[Data entries]
---

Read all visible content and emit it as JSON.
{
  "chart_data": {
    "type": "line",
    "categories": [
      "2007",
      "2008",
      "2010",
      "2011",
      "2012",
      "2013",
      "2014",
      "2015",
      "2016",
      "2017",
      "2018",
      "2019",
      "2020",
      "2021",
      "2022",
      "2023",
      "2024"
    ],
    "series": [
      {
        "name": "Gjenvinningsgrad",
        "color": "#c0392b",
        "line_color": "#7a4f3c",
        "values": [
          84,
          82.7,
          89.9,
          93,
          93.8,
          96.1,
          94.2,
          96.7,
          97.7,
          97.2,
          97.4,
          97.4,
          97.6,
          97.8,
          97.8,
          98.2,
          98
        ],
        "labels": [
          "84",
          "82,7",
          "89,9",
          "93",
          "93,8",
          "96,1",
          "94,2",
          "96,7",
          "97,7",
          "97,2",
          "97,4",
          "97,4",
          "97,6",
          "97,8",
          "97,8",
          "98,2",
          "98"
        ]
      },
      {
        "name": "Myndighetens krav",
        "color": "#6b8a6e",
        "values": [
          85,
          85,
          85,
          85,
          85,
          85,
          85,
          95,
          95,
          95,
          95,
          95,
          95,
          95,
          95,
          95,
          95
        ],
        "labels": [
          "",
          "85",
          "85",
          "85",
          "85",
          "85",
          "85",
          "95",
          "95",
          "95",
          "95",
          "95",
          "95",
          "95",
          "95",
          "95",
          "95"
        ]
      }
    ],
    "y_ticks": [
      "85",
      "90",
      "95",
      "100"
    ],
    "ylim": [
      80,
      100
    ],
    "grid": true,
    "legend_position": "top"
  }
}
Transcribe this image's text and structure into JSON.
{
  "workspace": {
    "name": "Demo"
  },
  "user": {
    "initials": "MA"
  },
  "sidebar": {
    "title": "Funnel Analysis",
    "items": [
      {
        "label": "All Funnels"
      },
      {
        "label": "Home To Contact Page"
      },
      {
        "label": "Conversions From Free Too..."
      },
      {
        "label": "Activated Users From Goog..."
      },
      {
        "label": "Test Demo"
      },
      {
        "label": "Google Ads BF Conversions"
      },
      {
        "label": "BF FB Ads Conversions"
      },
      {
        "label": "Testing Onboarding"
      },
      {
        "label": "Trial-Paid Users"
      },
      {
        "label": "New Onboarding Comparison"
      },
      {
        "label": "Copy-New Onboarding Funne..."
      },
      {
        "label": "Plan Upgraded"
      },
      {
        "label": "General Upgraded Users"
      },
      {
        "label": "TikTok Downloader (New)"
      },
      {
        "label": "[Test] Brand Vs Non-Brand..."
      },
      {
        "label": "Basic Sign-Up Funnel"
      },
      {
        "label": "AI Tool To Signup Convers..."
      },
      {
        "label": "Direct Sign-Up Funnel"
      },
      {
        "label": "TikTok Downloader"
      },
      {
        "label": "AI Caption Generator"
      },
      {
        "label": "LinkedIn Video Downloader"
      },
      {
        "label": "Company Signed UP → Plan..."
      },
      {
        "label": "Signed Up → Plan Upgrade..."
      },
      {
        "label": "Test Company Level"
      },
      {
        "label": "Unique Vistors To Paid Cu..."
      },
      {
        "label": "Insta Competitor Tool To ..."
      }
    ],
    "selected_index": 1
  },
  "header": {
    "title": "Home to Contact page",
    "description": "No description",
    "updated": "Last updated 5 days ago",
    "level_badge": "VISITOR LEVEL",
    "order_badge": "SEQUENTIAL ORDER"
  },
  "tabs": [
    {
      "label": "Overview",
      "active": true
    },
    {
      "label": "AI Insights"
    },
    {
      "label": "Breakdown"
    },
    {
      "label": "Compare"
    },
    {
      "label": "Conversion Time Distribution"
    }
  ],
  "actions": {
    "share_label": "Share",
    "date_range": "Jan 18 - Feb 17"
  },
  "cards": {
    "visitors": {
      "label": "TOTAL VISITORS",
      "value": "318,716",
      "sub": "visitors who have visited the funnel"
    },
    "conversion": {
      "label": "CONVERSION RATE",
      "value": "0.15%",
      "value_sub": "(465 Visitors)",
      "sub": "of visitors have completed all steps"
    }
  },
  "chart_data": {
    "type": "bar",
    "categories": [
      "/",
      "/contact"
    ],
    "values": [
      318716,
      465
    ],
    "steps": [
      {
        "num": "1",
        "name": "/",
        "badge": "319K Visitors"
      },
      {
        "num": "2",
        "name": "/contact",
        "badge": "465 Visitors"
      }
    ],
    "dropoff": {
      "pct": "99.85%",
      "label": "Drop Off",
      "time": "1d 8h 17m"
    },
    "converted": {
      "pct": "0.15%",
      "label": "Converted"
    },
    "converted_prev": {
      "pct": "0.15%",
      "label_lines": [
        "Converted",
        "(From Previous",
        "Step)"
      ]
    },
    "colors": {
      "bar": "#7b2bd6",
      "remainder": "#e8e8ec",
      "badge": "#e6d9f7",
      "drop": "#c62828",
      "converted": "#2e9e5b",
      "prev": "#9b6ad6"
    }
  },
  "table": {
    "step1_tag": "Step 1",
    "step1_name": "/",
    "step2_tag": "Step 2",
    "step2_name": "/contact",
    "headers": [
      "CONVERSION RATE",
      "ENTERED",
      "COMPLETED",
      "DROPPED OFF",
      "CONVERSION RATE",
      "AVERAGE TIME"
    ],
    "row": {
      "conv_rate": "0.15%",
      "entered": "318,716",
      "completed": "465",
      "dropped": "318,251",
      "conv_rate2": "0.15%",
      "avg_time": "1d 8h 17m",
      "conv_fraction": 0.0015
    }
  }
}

---

* Exercise instructions *
Find the word "Signed" in the data and copy out each line where it turns up.

* Task answer *
        "label": "Company Signed UP → Plan..."
        "label": "Signed Up → Plan Upgrade..."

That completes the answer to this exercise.